Aim:
Give the number of lines that include the string "Ιανουάριο", nothing more.

---*---

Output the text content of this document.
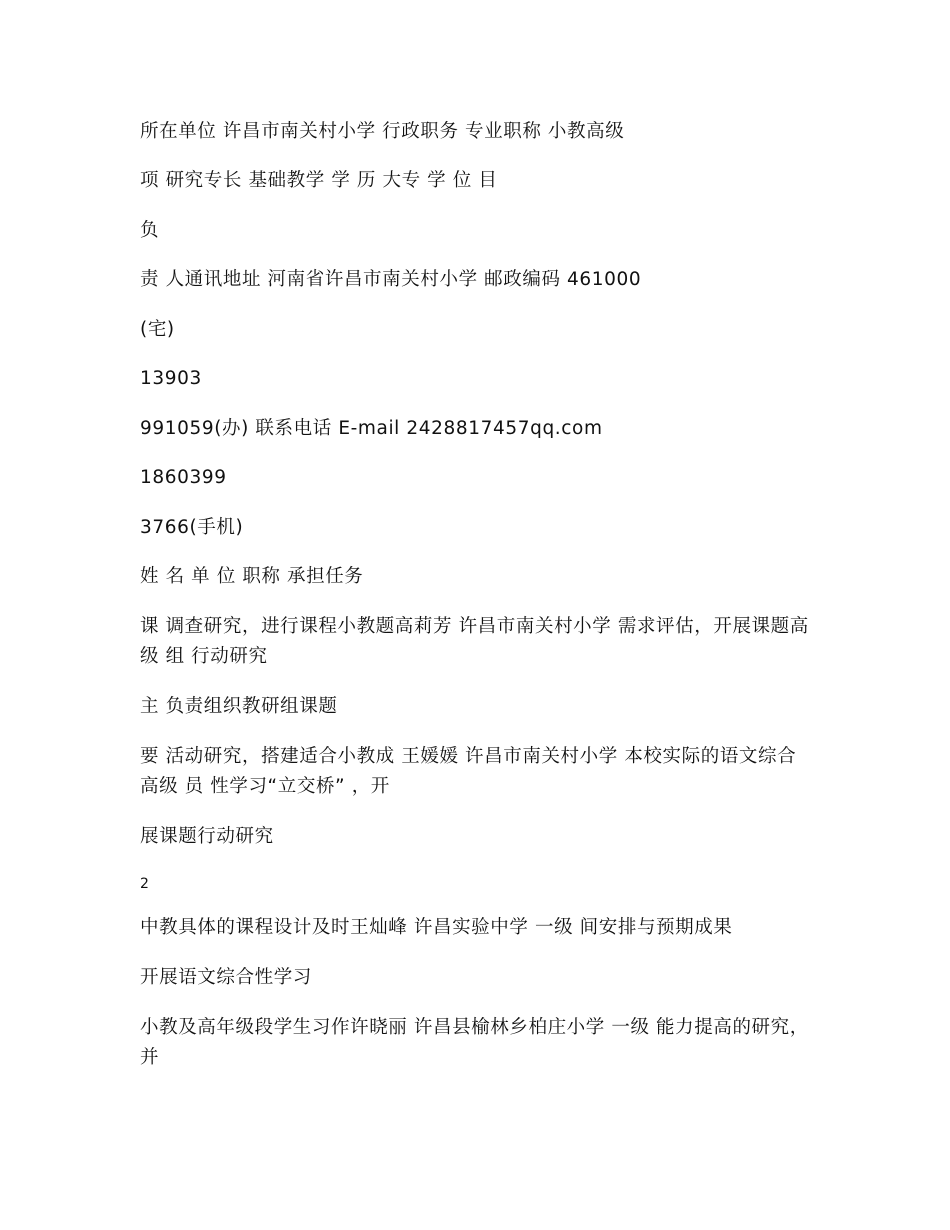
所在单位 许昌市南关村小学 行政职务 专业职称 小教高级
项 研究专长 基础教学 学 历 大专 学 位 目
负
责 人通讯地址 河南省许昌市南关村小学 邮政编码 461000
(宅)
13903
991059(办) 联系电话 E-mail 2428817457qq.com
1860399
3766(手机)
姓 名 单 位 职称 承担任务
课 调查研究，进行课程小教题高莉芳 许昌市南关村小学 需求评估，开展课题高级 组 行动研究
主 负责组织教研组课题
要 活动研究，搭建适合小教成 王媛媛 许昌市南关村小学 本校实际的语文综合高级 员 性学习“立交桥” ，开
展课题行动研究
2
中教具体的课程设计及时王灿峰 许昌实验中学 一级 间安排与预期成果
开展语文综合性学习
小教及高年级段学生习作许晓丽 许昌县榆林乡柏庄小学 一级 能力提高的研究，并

---*---

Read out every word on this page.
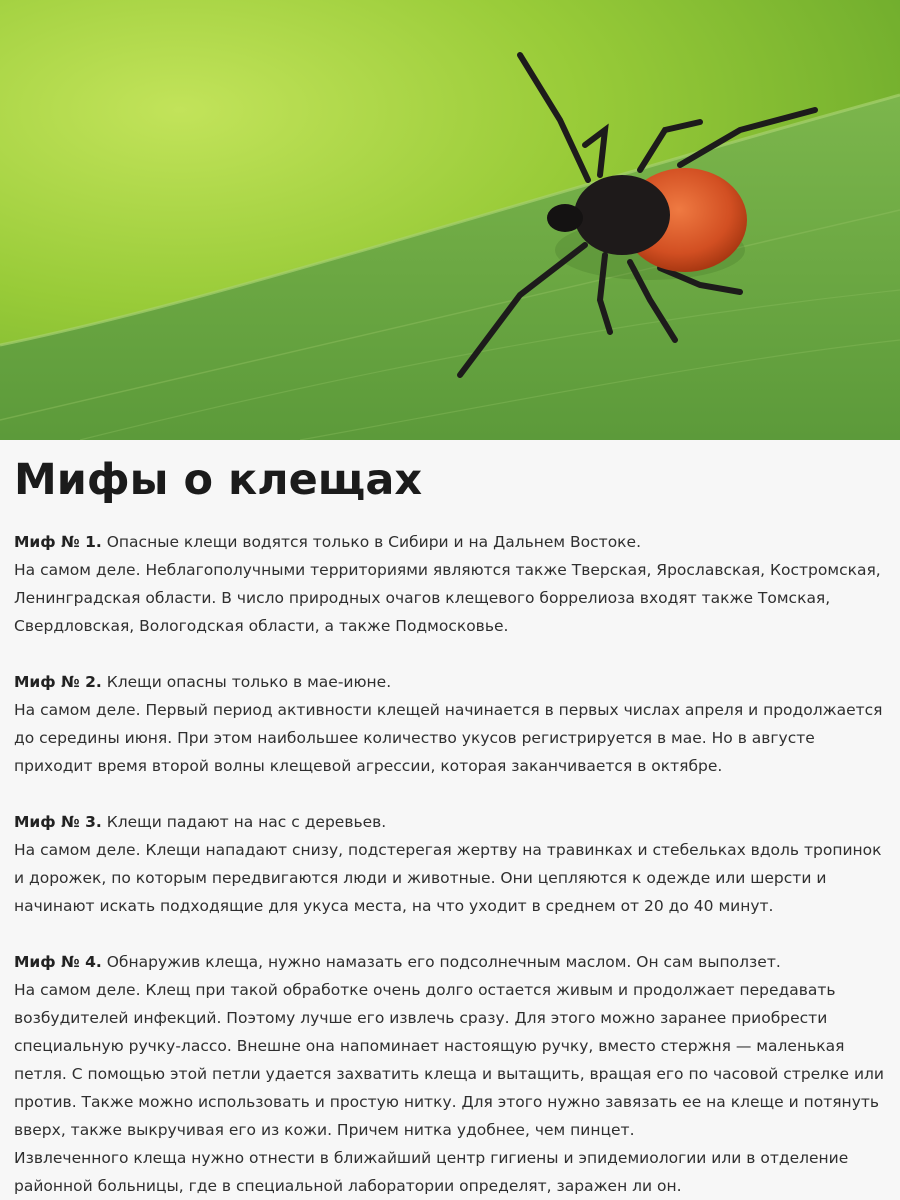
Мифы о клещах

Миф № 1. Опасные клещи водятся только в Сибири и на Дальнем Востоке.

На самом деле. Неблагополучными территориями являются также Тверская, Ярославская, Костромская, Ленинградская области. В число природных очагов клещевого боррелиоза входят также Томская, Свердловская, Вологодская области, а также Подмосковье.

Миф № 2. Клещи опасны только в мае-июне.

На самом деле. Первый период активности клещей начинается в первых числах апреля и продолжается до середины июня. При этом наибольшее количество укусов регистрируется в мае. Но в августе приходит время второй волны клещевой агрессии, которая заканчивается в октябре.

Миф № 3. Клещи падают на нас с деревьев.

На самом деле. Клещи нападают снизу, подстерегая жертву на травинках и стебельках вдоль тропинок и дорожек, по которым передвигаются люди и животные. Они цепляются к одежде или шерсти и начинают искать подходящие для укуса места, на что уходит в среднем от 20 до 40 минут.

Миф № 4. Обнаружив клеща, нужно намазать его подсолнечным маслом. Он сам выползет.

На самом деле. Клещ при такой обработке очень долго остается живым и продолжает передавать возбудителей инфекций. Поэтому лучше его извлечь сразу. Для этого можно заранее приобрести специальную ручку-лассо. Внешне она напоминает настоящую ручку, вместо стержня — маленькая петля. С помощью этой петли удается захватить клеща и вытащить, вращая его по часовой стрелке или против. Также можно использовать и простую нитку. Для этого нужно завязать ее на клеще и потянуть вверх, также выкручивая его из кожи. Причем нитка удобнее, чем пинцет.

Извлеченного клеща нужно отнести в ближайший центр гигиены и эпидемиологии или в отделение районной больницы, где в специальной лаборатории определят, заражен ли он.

---*---

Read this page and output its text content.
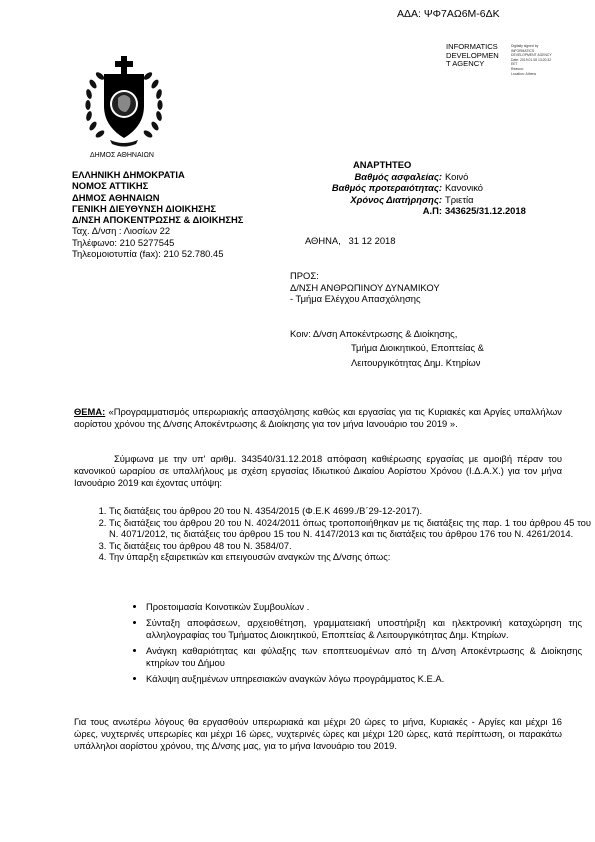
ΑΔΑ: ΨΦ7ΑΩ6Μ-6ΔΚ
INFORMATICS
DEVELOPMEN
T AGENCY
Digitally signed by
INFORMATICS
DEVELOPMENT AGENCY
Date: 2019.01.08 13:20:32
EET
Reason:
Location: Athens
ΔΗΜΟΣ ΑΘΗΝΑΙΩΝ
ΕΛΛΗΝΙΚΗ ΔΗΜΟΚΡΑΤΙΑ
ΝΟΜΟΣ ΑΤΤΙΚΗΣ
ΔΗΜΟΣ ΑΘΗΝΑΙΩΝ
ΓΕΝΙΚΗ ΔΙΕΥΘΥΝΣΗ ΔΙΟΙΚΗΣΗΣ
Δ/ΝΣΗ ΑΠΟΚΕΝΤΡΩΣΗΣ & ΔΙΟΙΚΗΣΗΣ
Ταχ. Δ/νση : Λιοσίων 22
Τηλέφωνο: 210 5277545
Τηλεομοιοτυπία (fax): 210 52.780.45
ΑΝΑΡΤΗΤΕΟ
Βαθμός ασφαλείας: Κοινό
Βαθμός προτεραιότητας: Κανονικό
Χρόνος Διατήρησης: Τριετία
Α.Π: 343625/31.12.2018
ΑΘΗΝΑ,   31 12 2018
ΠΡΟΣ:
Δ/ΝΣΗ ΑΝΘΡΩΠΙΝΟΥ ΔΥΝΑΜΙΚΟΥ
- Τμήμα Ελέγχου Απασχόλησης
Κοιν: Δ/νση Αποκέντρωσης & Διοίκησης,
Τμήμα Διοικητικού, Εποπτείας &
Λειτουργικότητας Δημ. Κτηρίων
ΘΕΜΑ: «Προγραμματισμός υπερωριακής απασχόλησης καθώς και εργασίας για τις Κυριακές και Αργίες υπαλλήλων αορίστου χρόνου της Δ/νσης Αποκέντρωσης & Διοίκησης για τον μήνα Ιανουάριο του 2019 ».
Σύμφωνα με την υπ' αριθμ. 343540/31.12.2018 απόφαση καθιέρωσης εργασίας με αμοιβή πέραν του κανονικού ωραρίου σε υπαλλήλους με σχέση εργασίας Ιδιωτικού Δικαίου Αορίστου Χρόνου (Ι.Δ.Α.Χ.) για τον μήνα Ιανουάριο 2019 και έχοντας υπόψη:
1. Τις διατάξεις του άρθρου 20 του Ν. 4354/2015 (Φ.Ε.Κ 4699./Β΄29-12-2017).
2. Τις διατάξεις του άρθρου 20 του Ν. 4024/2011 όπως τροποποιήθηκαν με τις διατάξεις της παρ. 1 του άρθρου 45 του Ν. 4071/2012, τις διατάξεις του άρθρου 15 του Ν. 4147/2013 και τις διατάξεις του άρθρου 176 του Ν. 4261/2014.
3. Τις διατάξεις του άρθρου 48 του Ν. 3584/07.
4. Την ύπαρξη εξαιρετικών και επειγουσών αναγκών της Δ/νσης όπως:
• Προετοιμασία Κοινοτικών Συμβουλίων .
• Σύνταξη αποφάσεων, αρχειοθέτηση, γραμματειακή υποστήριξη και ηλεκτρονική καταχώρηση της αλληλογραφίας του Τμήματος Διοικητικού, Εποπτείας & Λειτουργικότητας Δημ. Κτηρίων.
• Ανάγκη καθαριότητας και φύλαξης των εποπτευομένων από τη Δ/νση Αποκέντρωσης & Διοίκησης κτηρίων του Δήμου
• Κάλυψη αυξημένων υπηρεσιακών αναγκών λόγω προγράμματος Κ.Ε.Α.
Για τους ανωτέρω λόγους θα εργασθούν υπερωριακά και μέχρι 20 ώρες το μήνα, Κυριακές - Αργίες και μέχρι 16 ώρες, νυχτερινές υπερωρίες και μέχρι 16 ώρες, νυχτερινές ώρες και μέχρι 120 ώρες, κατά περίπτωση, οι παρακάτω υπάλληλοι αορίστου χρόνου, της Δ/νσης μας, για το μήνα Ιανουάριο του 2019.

---*---

Result of the exercise:
3